| DIRECTIONS |
Repeat exactly, and only, the lines from the one holding "Convert this screenshot" through the last line of the records below.

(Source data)
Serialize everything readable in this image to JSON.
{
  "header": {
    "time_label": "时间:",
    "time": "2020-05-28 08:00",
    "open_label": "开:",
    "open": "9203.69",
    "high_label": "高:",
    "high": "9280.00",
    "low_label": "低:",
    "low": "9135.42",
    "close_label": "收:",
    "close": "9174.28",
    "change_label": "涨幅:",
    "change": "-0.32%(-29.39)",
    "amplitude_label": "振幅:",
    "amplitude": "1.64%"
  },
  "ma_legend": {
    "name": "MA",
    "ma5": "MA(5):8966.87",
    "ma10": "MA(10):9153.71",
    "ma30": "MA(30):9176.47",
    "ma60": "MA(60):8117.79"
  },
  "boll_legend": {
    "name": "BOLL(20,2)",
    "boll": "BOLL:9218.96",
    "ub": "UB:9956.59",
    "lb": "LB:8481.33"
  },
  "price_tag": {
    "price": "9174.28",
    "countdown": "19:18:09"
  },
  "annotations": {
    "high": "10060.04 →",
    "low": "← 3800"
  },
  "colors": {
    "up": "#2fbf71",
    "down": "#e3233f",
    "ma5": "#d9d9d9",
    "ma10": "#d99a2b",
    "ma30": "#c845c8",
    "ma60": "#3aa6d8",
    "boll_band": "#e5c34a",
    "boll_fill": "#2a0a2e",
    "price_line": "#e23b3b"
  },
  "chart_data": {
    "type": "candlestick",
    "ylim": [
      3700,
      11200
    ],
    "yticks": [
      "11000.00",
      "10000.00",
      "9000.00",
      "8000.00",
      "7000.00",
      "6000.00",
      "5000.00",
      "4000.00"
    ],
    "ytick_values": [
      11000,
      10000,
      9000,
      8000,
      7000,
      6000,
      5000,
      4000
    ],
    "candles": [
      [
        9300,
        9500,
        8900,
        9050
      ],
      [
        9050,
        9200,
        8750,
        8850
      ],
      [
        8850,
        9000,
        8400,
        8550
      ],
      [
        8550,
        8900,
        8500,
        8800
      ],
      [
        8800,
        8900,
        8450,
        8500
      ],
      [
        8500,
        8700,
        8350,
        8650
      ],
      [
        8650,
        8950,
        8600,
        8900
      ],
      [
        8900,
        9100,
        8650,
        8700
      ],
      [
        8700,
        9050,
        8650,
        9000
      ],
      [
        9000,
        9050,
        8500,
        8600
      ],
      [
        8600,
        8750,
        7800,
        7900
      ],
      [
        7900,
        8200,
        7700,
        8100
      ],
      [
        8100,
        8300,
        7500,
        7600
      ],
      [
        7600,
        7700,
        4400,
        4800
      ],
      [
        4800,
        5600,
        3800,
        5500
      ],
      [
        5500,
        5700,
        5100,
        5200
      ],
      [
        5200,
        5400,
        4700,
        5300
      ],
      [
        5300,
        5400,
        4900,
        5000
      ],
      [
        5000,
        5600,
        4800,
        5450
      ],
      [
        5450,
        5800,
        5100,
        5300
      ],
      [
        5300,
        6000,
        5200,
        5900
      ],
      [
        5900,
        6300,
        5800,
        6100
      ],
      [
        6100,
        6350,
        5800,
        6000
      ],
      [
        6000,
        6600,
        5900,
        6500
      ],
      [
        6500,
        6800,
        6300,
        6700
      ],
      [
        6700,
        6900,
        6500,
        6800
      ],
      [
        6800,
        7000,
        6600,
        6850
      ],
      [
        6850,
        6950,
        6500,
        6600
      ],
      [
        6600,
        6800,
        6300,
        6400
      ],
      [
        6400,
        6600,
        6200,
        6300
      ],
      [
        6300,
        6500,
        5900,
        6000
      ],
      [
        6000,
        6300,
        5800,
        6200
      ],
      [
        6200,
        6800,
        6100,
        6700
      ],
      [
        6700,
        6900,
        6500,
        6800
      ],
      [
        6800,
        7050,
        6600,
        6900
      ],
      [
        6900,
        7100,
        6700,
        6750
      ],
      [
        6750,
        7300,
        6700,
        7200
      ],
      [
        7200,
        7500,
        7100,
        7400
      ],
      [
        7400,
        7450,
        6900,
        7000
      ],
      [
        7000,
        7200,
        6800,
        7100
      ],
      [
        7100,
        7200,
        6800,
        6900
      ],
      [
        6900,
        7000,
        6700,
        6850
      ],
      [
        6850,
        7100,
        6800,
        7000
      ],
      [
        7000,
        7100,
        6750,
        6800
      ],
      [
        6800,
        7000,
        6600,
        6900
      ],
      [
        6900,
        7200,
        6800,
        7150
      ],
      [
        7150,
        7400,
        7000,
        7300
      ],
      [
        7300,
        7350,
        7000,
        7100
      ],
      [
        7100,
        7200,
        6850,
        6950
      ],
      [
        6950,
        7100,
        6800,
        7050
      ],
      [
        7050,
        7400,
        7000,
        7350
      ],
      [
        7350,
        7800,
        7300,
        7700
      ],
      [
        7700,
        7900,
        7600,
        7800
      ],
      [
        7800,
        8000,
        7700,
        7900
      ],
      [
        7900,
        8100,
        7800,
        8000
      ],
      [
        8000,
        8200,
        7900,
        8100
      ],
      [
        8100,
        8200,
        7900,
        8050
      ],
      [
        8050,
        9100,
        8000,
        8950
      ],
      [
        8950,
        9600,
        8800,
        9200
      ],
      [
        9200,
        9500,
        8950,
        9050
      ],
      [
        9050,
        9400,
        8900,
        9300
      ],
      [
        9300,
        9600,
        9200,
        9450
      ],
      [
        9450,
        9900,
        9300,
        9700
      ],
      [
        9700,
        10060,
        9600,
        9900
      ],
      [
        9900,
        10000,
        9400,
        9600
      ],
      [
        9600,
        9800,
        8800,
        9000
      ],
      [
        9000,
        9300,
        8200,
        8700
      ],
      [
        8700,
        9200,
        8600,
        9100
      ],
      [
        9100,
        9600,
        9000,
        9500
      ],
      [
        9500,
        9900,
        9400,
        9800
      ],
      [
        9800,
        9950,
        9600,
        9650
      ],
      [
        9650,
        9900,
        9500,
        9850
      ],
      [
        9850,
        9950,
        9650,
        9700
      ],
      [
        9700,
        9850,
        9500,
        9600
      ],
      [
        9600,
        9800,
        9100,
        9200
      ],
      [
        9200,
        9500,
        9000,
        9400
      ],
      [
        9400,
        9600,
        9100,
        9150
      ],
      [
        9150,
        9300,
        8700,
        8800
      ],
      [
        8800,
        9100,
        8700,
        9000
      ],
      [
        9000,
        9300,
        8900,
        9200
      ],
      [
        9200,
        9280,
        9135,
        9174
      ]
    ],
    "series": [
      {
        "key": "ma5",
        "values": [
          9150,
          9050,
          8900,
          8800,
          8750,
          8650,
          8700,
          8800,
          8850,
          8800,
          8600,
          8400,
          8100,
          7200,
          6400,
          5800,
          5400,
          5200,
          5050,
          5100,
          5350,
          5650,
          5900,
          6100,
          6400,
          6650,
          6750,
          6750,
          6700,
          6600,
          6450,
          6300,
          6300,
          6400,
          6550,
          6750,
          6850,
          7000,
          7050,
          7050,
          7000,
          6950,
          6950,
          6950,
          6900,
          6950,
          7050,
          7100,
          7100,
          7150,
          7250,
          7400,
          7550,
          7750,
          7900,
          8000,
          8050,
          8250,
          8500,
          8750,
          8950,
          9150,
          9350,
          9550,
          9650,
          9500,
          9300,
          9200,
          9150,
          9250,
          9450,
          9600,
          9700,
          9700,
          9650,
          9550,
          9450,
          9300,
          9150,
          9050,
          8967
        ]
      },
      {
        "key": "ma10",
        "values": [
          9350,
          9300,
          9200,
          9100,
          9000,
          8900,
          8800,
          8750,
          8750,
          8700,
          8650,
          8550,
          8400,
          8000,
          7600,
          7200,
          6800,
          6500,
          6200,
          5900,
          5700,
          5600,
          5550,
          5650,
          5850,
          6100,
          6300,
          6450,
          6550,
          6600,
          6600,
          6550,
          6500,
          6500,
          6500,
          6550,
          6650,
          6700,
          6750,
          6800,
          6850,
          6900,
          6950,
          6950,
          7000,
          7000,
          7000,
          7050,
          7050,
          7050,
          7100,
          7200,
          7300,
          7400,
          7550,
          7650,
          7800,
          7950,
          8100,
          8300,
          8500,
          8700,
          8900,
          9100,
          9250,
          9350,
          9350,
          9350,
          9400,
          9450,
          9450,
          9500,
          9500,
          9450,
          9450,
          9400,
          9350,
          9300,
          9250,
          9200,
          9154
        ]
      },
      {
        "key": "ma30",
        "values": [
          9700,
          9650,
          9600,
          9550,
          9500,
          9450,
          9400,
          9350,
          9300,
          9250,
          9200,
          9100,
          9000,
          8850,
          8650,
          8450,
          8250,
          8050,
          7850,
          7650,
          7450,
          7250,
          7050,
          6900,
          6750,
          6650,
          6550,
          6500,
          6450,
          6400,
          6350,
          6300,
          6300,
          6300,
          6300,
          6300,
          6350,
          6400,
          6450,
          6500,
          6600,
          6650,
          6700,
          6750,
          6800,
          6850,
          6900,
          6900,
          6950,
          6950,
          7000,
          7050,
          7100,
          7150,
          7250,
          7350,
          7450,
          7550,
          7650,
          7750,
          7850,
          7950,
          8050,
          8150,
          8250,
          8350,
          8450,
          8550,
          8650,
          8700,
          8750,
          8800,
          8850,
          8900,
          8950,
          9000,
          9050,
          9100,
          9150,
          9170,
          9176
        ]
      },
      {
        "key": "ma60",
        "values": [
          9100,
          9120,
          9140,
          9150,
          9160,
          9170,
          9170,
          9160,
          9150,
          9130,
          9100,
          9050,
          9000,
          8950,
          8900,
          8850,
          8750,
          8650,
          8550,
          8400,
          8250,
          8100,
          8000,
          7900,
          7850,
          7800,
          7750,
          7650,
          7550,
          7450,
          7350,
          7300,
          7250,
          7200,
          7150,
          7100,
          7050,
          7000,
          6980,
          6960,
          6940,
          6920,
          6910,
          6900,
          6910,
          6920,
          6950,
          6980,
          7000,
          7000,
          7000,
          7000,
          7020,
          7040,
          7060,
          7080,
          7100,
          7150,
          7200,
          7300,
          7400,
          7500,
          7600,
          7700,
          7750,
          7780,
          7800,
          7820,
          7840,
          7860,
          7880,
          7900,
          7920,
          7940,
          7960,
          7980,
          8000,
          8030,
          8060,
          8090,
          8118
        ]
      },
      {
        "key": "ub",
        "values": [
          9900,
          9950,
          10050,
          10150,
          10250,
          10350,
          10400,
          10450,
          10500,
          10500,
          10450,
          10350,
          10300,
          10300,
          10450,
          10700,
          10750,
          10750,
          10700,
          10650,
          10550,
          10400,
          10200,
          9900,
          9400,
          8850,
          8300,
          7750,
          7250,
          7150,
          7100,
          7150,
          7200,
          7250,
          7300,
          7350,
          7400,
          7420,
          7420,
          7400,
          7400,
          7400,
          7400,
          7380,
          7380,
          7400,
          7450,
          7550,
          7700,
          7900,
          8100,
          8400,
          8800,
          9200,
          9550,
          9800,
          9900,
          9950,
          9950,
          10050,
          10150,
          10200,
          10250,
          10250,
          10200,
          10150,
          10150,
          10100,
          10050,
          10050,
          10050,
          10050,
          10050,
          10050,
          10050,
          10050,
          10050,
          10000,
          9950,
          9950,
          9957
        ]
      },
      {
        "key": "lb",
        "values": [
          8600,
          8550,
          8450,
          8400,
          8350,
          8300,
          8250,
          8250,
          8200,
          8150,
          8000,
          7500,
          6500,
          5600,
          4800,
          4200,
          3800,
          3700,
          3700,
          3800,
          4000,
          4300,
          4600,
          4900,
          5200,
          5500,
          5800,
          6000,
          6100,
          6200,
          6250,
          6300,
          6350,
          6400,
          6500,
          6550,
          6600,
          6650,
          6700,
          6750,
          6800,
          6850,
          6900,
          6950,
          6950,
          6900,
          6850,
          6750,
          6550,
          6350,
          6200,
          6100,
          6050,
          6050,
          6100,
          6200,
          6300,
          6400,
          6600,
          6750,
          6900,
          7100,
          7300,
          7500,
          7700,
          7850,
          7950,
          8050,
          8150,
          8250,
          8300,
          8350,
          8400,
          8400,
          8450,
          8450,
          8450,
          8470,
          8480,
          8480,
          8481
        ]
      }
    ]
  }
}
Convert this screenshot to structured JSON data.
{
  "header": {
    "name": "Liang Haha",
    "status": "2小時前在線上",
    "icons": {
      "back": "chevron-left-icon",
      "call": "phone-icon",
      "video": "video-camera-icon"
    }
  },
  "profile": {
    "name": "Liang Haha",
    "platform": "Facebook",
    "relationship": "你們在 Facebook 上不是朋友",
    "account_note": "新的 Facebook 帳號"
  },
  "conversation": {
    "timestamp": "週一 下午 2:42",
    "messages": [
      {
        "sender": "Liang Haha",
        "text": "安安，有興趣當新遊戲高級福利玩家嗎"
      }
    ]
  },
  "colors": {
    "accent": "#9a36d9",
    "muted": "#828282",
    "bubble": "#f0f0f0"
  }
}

| WORKED ANSWER |
Convert this screenshot to structured JSON data.
{
  "header": {
    "name": "Liang Haha",
    "status": "2小時前在線上",
    "icons": {
      "back": "chevron-left-icon",
      "call": "phone-icon",
      "video": "video-camera-icon"
    }
  },
  "profile": {
    "name": "Liang Haha",
    "platform": "Facebook",
    "relationship": "你們在 Facebook 上不是朋友",
    "account_note": "新的 Facebook 帳號"
  },
  "conversation": {
    "timestamp": "週一 下午 2:42",
    "messages": [
      {
        "sender": "Liang Haha",
        "text": "安安，有興趣當新遊戲高級福利玩家嗎"
      }
    ]
  },
  "colors": {
    "accent": "#9a36d9",
    "muted": "#828282",
    "bubble": "#f0f0f0"
  }
}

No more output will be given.